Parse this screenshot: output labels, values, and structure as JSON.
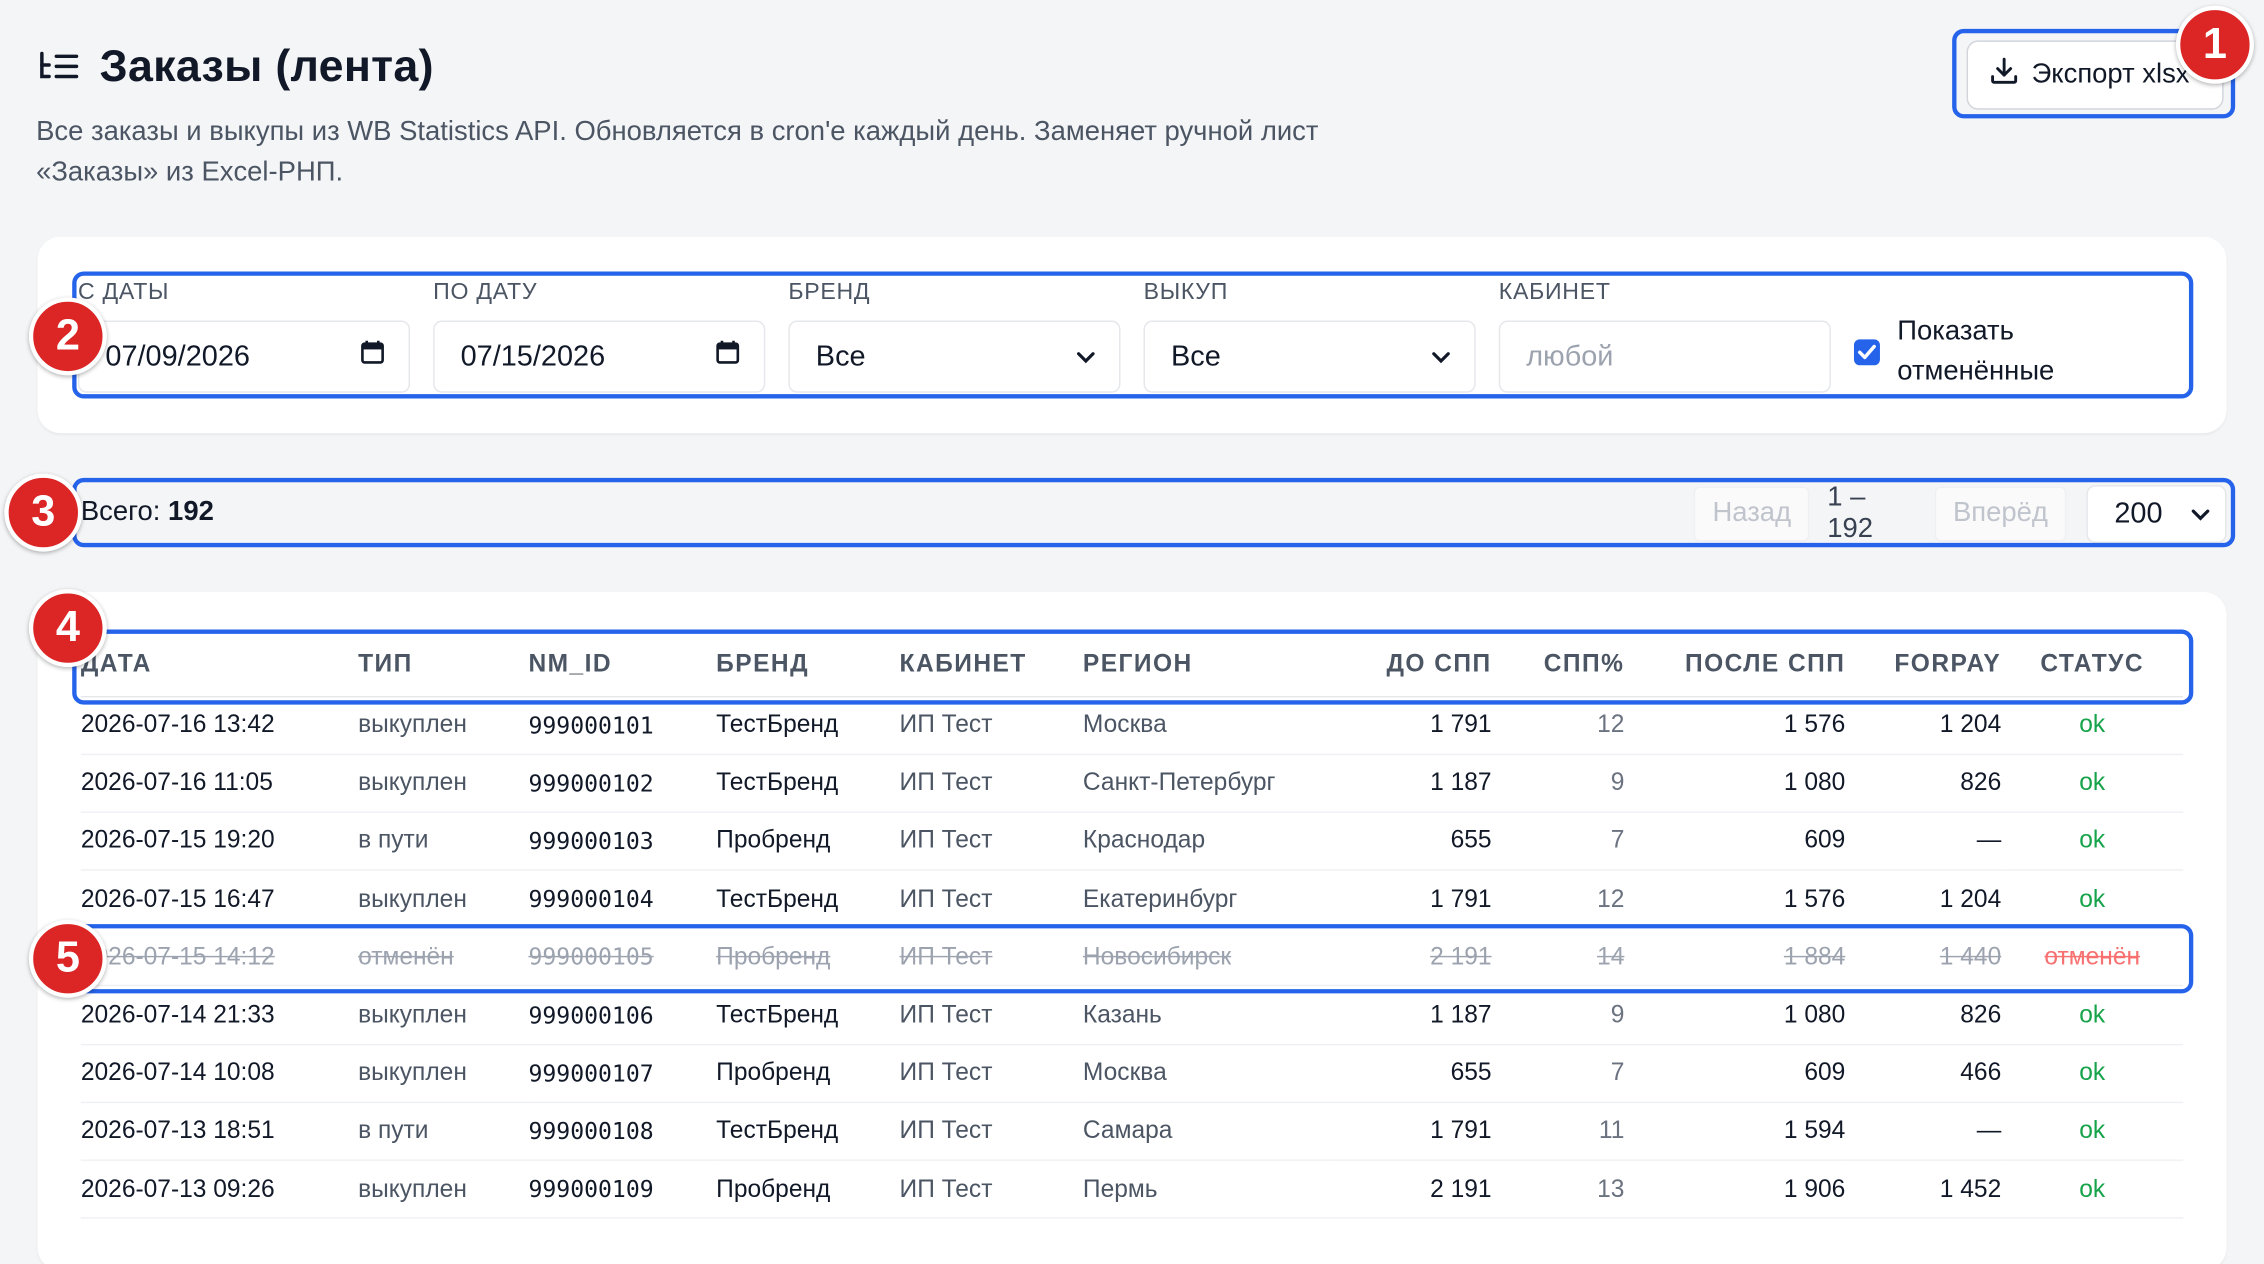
{
  "header": {
    "title": "Заказы (лента)",
    "subtitle": "Все заказы и выкупы из WB Statistics API. Обновляется в cron'е каждый день. Заменяет ручной лист «Заказы» из Excel-РНП.",
    "export_label": "Экспорт xlsx",
    "title_icon": "list-filter-icon",
    "export_icon": "download-icon"
  },
  "filters": {
    "date_from": {
      "label": "С ДАТЫ",
      "value": "07/09/2026"
    },
    "date_to": {
      "label": "ПО ДАТУ",
      "value": "07/15/2026"
    },
    "brand": {
      "label": "БРЕНД",
      "value": "Все"
    },
    "buyout": {
      "label": "ВЫКУП",
      "value": "Все"
    },
    "cabinet": {
      "label": "КАБИНЕТ",
      "placeholder": "любой"
    },
    "show_cancelled": {
      "label": "Показать отменённые",
      "checked": true
    }
  },
  "summary": {
    "total_label": "Всего:",
    "total_value": "192",
    "prev_label": "Назад",
    "range": "1 – 192",
    "next_label": "Вперёд",
    "page_size": "200"
  },
  "table": {
    "columns": [
      "ДАТА",
      "ТИП",
      "NM_ID",
      "БРЕНД",
      "КАБИНЕТ",
      "РЕГИОН",
      "ДО СПП",
      "СПП%",
      "ПОСЛЕ СПП",
      "FORPAY",
      "СТАТУС"
    ],
    "rows": [
      {
        "date": "2026-07-16 13:42",
        "type": "выкуплен",
        "nm_id": "999000101",
        "brand": "ТестБренд",
        "cabinet": "ИП Тест",
        "region": "Москва",
        "before": "1 791",
        "spp": "12",
        "after": "1 576",
        "forpay": "1 204",
        "status": "ok"
      },
      {
        "date": "2026-07-16 11:05",
        "type": "выкуплен",
        "nm_id": "999000102",
        "brand": "ТестБренд",
        "cabinet": "ИП Тест",
        "region": "Санкт-Петербург",
        "before": "1 187",
        "spp": "9",
        "after": "1 080",
        "forpay": "826",
        "status": "ok"
      },
      {
        "date": "2026-07-15 19:20",
        "type": "в пути",
        "nm_id": "999000103",
        "brand": "Пробренд",
        "cabinet": "ИП Тест",
        "region": "Краснодар",
        "before": "655",
        "spp": "7",
        "after": "609",
        "forpay": "—",
        "status": "ok"
      },
      {
        "date": "2026-07-15 16:47",
        "type": "выкуплен",
        "nm_id": "999000104",
        "brand": "ТестБренд",
        "cabinet": "ИП Тест",
        "region": "Екатеринбург",
        "before": "1 791",
        "spp": "12",
        "after": "1 576",
        "forpay": "1 204",
        "status": "ok"
      },
      {
        "date": "2026-07-15 14:12",
        "type": "отменён",
        "nm_id": "999000105",
        "brand": "Пробренд",
        "cabinet": "ИП Тест",
        "region": "Новосибирск",
        "before": "2 191",
        "spp": "14",
        "after": "1 884",
        "forpay": "1 440",
        "status": "отменён"
      },
      {
        "date": "2026-07-14 21:33",
        "type": "выкуплен",
        "nm_id": "999000106",
        "brand": "ТестБренд",
        "cabinet": "ИП Тест",
        "region": "Казань",
        "before": "1 187",
        "spp": "9",
        "after": "1 080",
        "forpay": "826",
        "status": "ok"
      },
      {
        "date": "2026-07-14 10:08",
        "type": "выкуплен",
        "nm_id": "999000107",
        "brand": "Пробренд",
        "cabinet": "ИП Тест",
        "region": "Москва",
        "before": "655",
        "spp": "7",
        "after": "609",
        "forpay": "466",
        "status": "ok"
      },
      {
        "date": "2026-07-13 18:51",
        "type": "в пути",
        "nm_id": "999000108",
        "brand": "ТестБренд",
        "cabinet": "ИП Тест",
        "region": "Самара",
        "before": "1 791",
        "spp": "11",
        "after": "1 594",
        "forpay": "—",
        "status": "ok"
      },
      {
        "date": "2026-07-13 09:26",
        "type": "выкуплен",
        "nm_id": "999000109",
        "brand": "Пробренд",
        "cabinet": "ИП Тест",
        "region": "Пермь",
        "before": "2 191",
        "spp": "13",
        "after": "1 906",
        "forpay": "1 452",
        "status": "ok"
      }
    ]
  },
  "annotations": [
    "1",
    "2",
    "3",
    "4",
    "5"
  ],
  "colors": {
    "accent": "#2563eb",
    "ok": "#16a34a",
    "cancel": "#f87171",
    "badge": "#dc2626"
  }
}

★ ★ ★

DIRECTIVE> Quote the records above exactly, leaving out any pictures.

SOLUTION FOR THIS EXERCISE>
Parse this screenshot: output labels, values, and structure as JSON.
{
  "header": {
    "title": "Заказы (лента)",
    "subtitle": "Все заказы и выкупы из WB Statistics API. Обновляется в cron'е каждый день. Заменяет ручной лист «Заказы» из Excel-РНП.",
    "export_label": "Экспорт xlsx",
    "title_icon": "list-filter-icon",
    "export_icon": "download-icon"
  },
  "filters": {
    "date_from": {
      "label": "С ДАТЫ",
      "value": "07/09/2026"
    },
    "date_to": {
      "label": "ПО ДАТУ",
      "value": "07/15/2026"
    },
    "brand": {
      "label": "БРЕНД",
      "value": "Все"
    },
    "buyout": {
      "label": "ВЫКУП",
      "value": "Все"
    },
    "cabinet": {
      "label": "КАБИНЕТ",
      "placeholder": "любой"
    },
    "show_cancelled": {
      "label": "Показать отменённые",
      "checked": true
    }
  },
  "summary": {
    "total_label": "Всего:",
    "total_value": "192",
    "prev_label": "Назад",
    "range": "1 – 192",
    "next_label": "Вперёд",
    "page_size": "200"
  },
  "table": {
    "columns": [
      "ДАТА",
      "ТИП",
      "NM_ID",
      "БРЕНД",
      "КАБИНЕТ",
      "РЕГИОН",
      "ДО СПП",
      "СПП%",
      "ПОСЛЕ СПП",
      "FORPAY",
      "СТАТУС"
    ],
    "rows": [
      {
        "date": "2026-07-16 13:42",
        "type": "выкуплен",
        "nm_id": "999000101",
        "brand": "ТестБренд",
        "cabinet": "ИП Тест",
        "region": "Москва",
        "before": "1 791",
        "spp": "12",
        "after": "1 576",
        "forpay": "1 204",
        "status": "ok"
      },
      {
        "date": "2026-07-16 11:05",
        "type": "выкуплен",
        "nm_id": "999000102",
        "brand": "ТестБренд",
        "cabinet": "ИП Тест",
        "region": "Санкт-Петербург",
        "before": "1 187",
        "spp": "9",
        "after": "1 080",
        "forpay": "826",
        "status": "ok"
      },
      {
        "date": "2026-07-15 19:20",
        "type": "в пути",
        "nm_id": "999000103",
        "brand": "Пробренд",
        "cabinet": "ИП Тест",
        "region": "Краснодар",
        "before": "655",
        "spp": "7",
        "after": "609",
        "forpay": "—",
        "status": "ok"
      },
      {
        "date": "2026-07-15 16:47",
        "type": "выкуплен",
        "nm_id": "999000104",
        "brand": "ТестБренд",
        "cabinet": "ИП Тест",
        "region": "Екатеринбург",
        "before": "1 791",
        "spp": "12",
        "after": "1 576",
        "forpay": "1 204",
        "status": "ok"
      },
      {
        "date": "2026-07-15 14:12",
        "type": "отменён",
        "nm_id": "999000105",
        "brand": "Пробренд",
        "cabinet": "ИП Тест",
        "region": "Новосибирск",
        "before": "2 191",
        "spp": "14",
        "after": "1 884",
        "forpay": "1 440",
        "status": "отменён"
      },
      {
        "date": "2026-07-14 21:33",
        "type": "выкуплен",
        "nm_id": "999000106",
        "brand": "ТестБренд",
        "cabinet": "ИП Тест",
        "region": "Казань",
        "before": "1 187",
        "spp": "9",
        "after": "1 080",
        "forpay": "826",
        "status": "ok"
      },
      {
        "date": "2026-07-14 10:08",
        "type": "выкуплен",
        "nm_id": "999000107",
        "brand": "Пробренд",
        "cabinet": "ИП Тест",
        "region": "Москва",
        "before": "655",
        "spp": "7",
        "after": "609",
        "forpay": "466",
        "status": "ok"
      },
      {
        "date": "2026-07-13 18:51",
        "type": "в пути",
        "nm_id": "999000108",
        "brand": "ТестБренд",
        "cabinet": "ИП Тест",
        "region": "Самара",
        "before": "1 791",
        "spp": "11",
        "after": "1 594",
        "forpay": "—",
        "status": "ok"
      },
      {
        "date": "2026-07-13 09:26",
        "type": "выкуплен",
        "nm_id": "999000109",
        "brand": "Пробренд",
        "cabinet": "ИП Тест",
        "region": "Пермь",
        "before": "2 191",
        "spp": "13",
        "after": "1 906",
        "forpay": "1 452",
        "status": "ok"
      }
    ]
  },
  "annotations": [
    "1",
    "2",
    "3",
    "4",
    "5"
  ],
  "colors": {
    "accent": "#2563eb",
    "ok": "#16a34a",
    "cancel": "#f87171",
    "badge": "#dc2626"
  }
}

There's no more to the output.